» **CHALLENGE**: Reproduce every line of the recorded data below, character for character.

Recorded data:
■ ■ ■ ■

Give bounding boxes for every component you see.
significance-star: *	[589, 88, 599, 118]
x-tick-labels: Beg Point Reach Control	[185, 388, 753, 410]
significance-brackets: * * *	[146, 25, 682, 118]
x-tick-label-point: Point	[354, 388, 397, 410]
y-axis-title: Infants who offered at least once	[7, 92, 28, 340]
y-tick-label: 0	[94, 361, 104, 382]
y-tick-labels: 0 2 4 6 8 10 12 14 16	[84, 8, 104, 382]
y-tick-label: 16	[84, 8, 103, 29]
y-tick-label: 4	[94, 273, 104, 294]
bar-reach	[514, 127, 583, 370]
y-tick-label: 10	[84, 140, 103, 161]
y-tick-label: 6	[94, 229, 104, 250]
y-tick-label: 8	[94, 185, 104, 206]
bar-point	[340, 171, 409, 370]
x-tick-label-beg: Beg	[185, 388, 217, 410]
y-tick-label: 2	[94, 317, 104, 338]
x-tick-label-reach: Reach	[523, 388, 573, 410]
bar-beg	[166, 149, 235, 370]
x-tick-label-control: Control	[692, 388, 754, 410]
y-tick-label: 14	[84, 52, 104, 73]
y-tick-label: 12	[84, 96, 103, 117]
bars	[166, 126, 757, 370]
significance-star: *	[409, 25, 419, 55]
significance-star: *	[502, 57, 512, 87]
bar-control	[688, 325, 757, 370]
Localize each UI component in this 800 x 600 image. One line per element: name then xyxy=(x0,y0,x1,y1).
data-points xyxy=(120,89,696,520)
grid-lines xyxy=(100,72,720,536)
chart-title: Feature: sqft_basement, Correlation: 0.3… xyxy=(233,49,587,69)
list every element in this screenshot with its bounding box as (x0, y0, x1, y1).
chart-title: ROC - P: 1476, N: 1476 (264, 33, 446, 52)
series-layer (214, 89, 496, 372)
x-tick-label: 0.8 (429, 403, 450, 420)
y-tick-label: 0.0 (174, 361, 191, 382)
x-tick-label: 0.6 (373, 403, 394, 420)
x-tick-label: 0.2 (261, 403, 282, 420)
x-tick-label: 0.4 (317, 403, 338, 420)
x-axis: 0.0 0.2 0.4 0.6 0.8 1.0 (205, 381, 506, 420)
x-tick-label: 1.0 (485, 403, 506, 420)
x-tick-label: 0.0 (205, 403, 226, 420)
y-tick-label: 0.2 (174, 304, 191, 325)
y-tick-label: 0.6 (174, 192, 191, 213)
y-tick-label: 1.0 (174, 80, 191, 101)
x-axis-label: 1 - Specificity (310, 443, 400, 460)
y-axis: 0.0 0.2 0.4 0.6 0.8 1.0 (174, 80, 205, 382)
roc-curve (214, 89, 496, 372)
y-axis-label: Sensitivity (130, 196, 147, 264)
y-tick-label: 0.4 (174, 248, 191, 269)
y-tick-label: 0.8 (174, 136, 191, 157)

■ ■ ■ ■

» **REPLY**:
Give bounding boxes for every component you see.
significance-star: *	[589, 88, 599, 118]
x-tick-labels: Beg Point Reach Control	[185, 388, 753, 410]
significance-brackets: * * *	[146, 25, 682, 118]
x-tick-label-point: Point	[354, 388, 397, 410]
y-axis-title: Infants who offered at least once	[7, 92, 28, 340]
y-tick-label: 0	[94, 361, 104, 382]
y-tick-labels: 0 2 4 6 8 10 12 14 16	[84, 8, 104, 382]
y-tick-label: 16	[84, 8, 103, 29]
y-tick-label: 4	[94, 273, 104, 294]
bar-reach	[514, 127, 583, 370]
y-tick-label: 10	[84, 140, 103, 161]
y-tick-label: 6	[94, 229, 104, 250]
y-tick-label: 8	[94, 185, 104, 206]
bar-point	[340, 171, 409, 370]
x-tick-label-beg: Beg	[185, 388, 217, 410]
y-tick-label: 2	[94, 317, 104, 338]
x-tick-label-reach: Reach	[523, 388, 573, 410]
bar-beg	[166, 149, 235, 370]
x-tick-label-control: Control	[692, 388, 754, 410]
y-tick-label: 14	[84, 52, 104, 73]
y-tick-label: 12	[84, 96, 103, 117]
bars	[166, 126, 757, 370]
significance-star: *	[409, 25, 419, 55]
significance-star: *	[502, 57, 512, 87]
bar-control	[688, 325, 757, 370]
Localize each UI component in this 800 x 600 image. One line per element: name then xyxy=(x0,y0,x1,y1).
data-points xyxy=(120,89,696,520)
grid-lines xyxy=(100,72,720,536)
chart-title: Feature: sqft_basement, Correlation: 0.3… xyxy=(233,49,587,69)
list every element in this screenshot with its bounding box as (x0, y0, x1, y1).
chart-title: ROC - P: 1476, N: 1476 (264, 33, 446, 52)
series-layer (214, 89, 496, 372)
x-tick-label: 0.8 (429, 403, 450, 420)
y-tick-label: 0.0 (174, 361, 191, 382)
x-tick-label: 0.6 (373, 403, 394, 420)
x-tick-label: 0.2 (261, 403, 282, 420)
x-tick-label: 0.4 (317, 403, 338, 420)
x-axis: 0.0 0.2 0.4 0.6 0.8 1.0 (205, 381, 506, 420)
x-tick-label: 1.0 (485, 403, 506, 420)
x-tick-label: 0.0 (205, 403, 226, 420)
y-tick-label: 0.2 (174, 304, 191, 325)
y-tick-label: 0.6 (174, 192, 191, 213)
y-tick-label: 1.0 (174, 80, 191, 101)
x-axis-label: 1 - Specificity (310, 443, 400, 460)
y-axis: 0.0 0.2 0.4 0.6 0.8 1.0 (174, 80, 205, 382)
roc-curve (214, 89, 496, 372)
y-axis-label: Sensitivity (130, 196, 147, 264)
y-tick-label: 0.4 (174, 248, 191, 269)
y-tick-label: 0.8 (174, 136, 191, 157)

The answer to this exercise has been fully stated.